Report all lines below with the word "therapy".

***

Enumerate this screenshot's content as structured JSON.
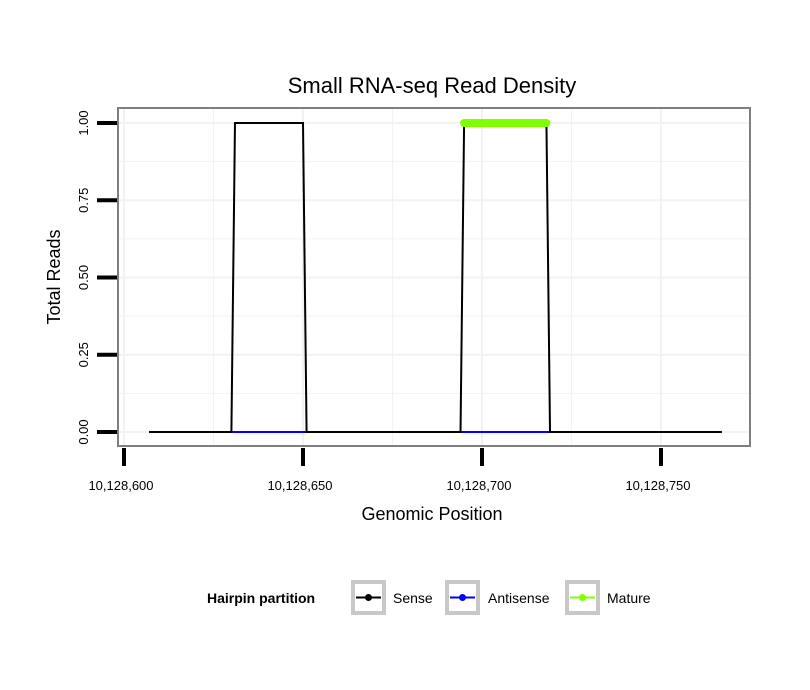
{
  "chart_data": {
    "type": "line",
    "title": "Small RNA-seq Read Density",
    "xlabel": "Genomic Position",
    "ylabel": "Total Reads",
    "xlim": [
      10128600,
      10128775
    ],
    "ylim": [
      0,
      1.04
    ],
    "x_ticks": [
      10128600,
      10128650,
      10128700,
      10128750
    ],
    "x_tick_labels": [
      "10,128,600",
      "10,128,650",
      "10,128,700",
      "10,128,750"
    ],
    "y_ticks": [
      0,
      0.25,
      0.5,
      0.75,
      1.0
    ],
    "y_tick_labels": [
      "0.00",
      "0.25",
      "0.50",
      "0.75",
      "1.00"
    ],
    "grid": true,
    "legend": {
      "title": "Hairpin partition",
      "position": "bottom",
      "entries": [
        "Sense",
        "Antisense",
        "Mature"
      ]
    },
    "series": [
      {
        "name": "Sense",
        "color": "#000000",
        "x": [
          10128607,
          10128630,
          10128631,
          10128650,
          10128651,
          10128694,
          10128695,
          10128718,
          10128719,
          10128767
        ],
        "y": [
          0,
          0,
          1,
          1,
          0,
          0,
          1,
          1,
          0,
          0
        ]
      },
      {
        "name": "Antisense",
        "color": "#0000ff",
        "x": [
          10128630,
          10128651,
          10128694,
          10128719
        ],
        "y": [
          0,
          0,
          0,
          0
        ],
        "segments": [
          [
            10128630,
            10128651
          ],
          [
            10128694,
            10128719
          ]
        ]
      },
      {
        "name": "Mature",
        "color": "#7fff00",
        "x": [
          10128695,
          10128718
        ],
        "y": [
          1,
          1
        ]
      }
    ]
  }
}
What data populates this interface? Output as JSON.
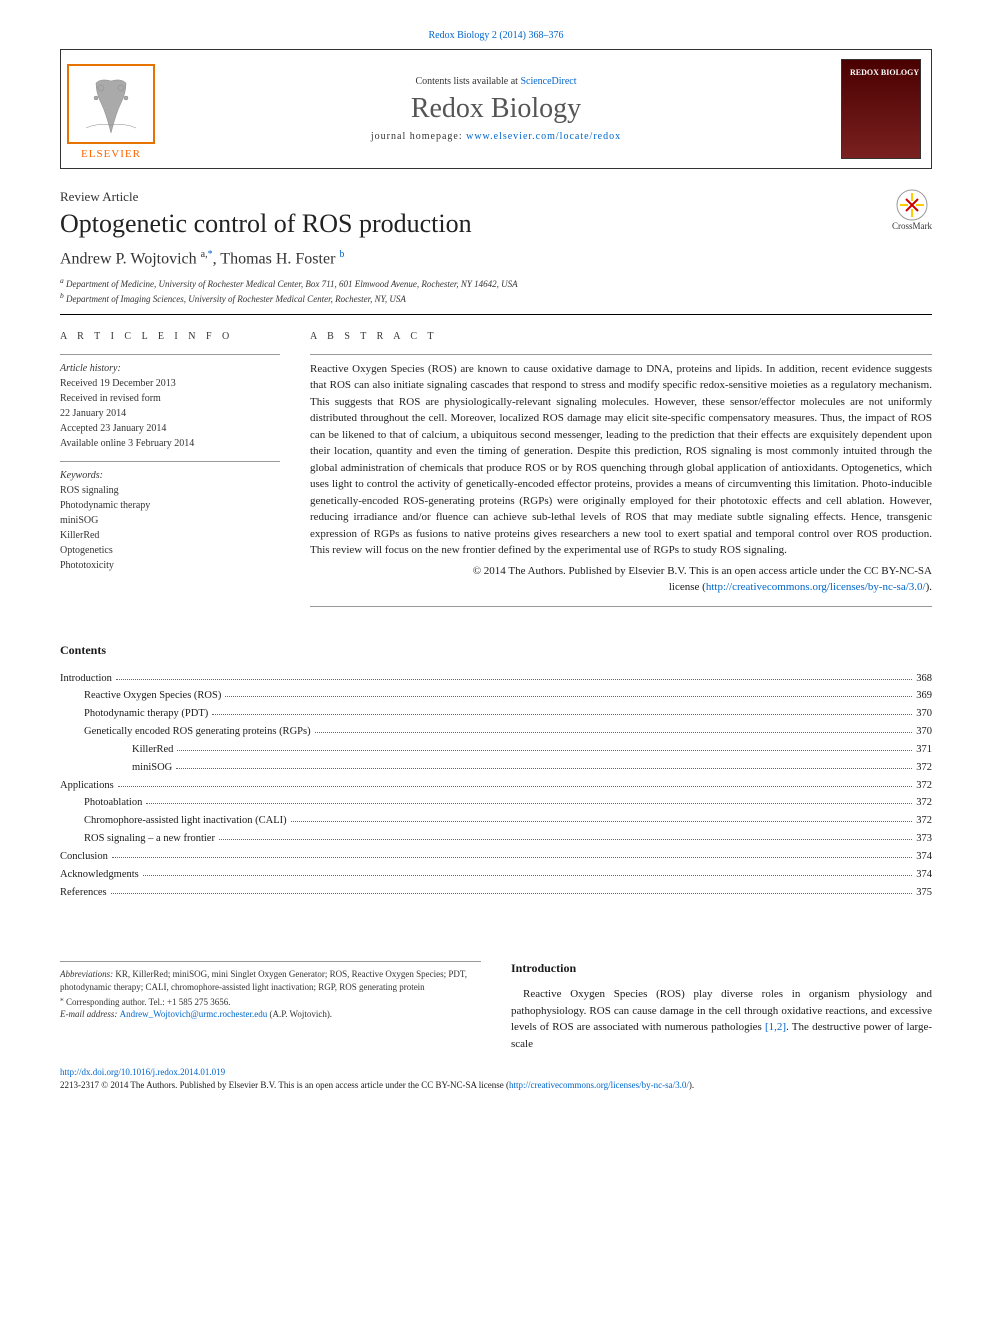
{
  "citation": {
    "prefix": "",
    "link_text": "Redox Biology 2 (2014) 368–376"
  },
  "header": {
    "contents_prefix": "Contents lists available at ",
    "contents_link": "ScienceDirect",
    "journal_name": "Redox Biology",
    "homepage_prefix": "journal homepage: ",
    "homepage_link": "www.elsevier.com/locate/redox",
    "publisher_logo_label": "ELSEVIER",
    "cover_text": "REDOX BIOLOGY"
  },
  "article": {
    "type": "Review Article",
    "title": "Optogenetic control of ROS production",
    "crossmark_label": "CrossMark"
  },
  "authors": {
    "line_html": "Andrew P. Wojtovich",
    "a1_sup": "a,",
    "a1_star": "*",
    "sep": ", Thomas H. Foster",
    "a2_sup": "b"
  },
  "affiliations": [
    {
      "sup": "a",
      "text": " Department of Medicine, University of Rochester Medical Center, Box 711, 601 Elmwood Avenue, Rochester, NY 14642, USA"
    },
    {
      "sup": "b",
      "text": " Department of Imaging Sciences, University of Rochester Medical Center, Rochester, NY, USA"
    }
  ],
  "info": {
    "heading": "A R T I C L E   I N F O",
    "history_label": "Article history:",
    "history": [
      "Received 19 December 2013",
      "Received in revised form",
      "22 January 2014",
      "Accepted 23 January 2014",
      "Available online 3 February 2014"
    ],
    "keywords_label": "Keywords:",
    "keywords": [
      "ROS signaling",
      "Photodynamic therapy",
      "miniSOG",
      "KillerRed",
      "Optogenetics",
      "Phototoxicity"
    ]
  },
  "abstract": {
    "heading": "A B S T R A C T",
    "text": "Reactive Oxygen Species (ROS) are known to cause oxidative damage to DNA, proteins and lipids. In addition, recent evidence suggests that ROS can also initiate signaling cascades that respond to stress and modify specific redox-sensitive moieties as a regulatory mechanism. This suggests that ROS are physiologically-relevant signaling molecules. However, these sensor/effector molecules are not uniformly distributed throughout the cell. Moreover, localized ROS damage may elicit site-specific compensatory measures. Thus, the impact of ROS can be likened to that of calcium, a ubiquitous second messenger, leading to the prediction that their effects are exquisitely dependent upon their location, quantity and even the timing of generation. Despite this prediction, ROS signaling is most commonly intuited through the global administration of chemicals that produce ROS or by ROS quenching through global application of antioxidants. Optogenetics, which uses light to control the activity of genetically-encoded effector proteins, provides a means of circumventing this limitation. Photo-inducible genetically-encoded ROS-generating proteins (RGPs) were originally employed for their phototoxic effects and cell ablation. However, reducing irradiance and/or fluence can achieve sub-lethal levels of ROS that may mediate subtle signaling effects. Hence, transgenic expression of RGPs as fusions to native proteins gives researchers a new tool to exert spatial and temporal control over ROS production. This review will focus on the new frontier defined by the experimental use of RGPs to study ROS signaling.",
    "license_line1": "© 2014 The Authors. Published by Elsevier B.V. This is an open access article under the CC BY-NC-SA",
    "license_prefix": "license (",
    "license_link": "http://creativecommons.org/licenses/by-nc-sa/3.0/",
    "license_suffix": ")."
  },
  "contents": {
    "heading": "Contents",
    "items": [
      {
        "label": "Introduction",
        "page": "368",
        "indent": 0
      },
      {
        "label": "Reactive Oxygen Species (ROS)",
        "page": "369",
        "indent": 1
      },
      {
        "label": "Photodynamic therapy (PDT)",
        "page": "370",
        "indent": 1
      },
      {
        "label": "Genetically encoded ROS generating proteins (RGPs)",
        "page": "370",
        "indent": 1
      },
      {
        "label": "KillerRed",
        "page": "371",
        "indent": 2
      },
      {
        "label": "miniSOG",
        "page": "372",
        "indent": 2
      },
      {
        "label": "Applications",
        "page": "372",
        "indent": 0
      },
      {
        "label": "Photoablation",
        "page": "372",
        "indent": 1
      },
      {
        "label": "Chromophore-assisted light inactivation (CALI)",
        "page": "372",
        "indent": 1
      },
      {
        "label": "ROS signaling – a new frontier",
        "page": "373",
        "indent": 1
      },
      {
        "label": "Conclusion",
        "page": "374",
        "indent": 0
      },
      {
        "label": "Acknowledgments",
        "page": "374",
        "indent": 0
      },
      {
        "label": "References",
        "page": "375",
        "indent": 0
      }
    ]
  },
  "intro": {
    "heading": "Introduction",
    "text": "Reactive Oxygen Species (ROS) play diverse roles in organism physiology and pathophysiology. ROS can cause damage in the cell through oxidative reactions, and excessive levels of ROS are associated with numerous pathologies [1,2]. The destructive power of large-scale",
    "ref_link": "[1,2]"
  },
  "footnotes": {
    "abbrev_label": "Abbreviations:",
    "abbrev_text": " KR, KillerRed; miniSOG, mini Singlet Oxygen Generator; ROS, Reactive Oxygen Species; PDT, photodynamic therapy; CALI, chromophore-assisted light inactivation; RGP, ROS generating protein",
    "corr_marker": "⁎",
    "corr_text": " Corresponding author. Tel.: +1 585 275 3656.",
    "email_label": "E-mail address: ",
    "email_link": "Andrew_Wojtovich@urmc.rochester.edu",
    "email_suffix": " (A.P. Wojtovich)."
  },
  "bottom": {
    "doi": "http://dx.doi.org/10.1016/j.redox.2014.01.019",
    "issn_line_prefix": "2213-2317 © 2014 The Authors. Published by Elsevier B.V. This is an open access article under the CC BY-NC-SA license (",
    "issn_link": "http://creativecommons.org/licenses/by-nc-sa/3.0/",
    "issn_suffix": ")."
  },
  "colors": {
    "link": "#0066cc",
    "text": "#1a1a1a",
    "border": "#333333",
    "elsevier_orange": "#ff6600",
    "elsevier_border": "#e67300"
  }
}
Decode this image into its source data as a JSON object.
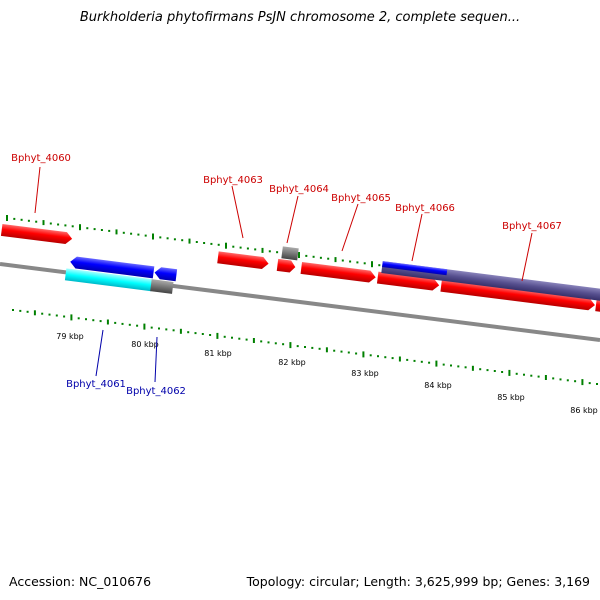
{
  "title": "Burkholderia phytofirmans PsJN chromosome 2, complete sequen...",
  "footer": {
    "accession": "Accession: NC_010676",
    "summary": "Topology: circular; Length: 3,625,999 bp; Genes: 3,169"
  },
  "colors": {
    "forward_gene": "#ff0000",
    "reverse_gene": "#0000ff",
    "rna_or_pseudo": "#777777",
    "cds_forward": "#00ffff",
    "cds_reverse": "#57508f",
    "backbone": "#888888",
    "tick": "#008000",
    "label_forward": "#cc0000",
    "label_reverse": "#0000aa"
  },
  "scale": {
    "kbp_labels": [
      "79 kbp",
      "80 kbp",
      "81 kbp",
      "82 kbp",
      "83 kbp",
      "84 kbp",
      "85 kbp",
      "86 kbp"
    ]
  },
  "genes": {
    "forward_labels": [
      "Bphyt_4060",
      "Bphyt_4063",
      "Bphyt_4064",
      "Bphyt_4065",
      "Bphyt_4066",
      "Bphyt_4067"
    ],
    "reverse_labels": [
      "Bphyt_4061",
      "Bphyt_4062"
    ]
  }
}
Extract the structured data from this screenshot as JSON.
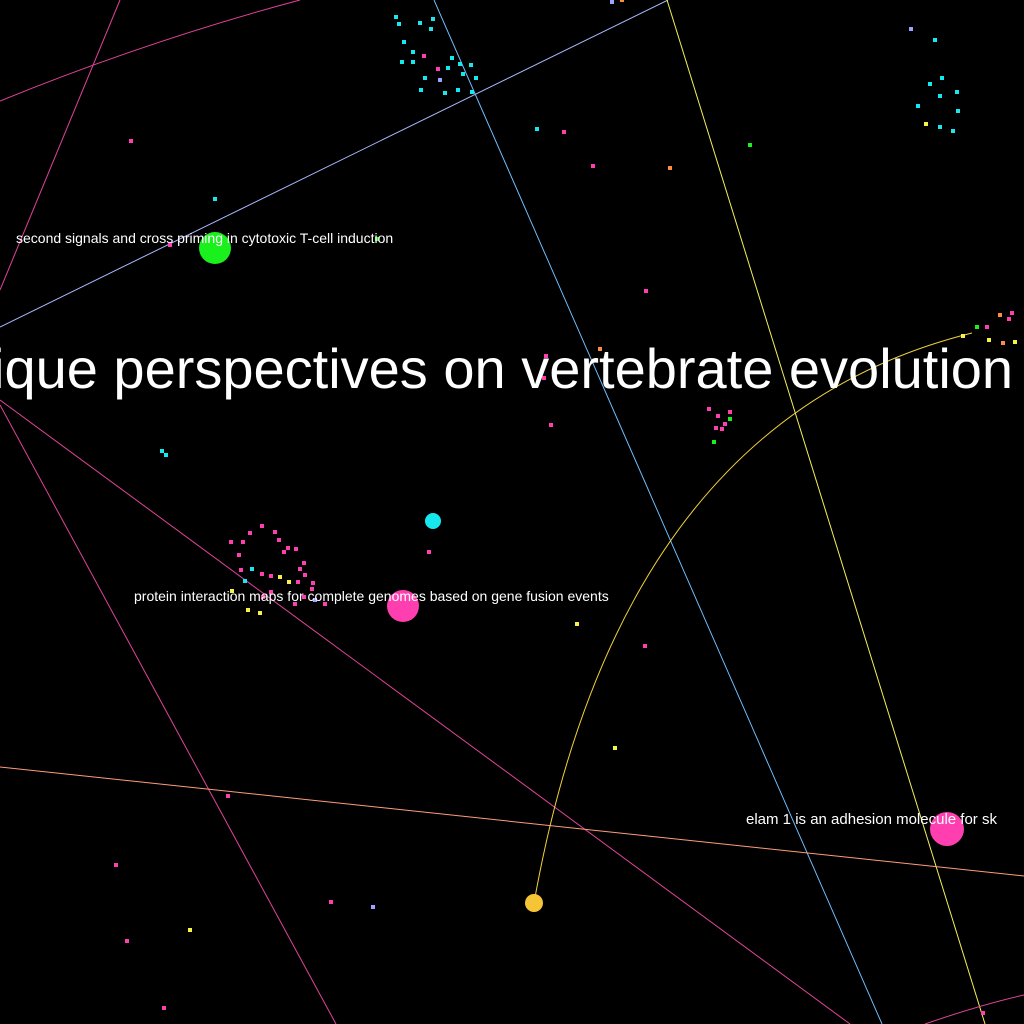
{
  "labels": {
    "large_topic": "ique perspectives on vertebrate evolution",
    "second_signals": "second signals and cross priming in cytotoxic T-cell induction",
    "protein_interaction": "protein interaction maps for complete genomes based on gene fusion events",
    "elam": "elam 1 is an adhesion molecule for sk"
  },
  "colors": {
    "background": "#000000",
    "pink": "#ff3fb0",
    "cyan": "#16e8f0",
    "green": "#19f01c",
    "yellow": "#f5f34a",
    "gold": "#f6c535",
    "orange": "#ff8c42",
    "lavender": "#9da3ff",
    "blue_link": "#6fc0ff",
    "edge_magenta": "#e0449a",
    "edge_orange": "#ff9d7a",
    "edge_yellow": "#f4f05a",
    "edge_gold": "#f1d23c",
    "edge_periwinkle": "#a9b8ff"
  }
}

***

■ **Answer to this problem**:
      "Photodynamic therapy",
        "label": "Photodynamic therapy (PDT)",
    "abbrev_text": " KR, KillerRed; miniSOG, mini Singlet Oxygen Generator; ROS, Reactive Oxygen Species; PDT, photodynamic therapy; CALI, chromophore-assisted light inactivation; RGP, ROS generating protein",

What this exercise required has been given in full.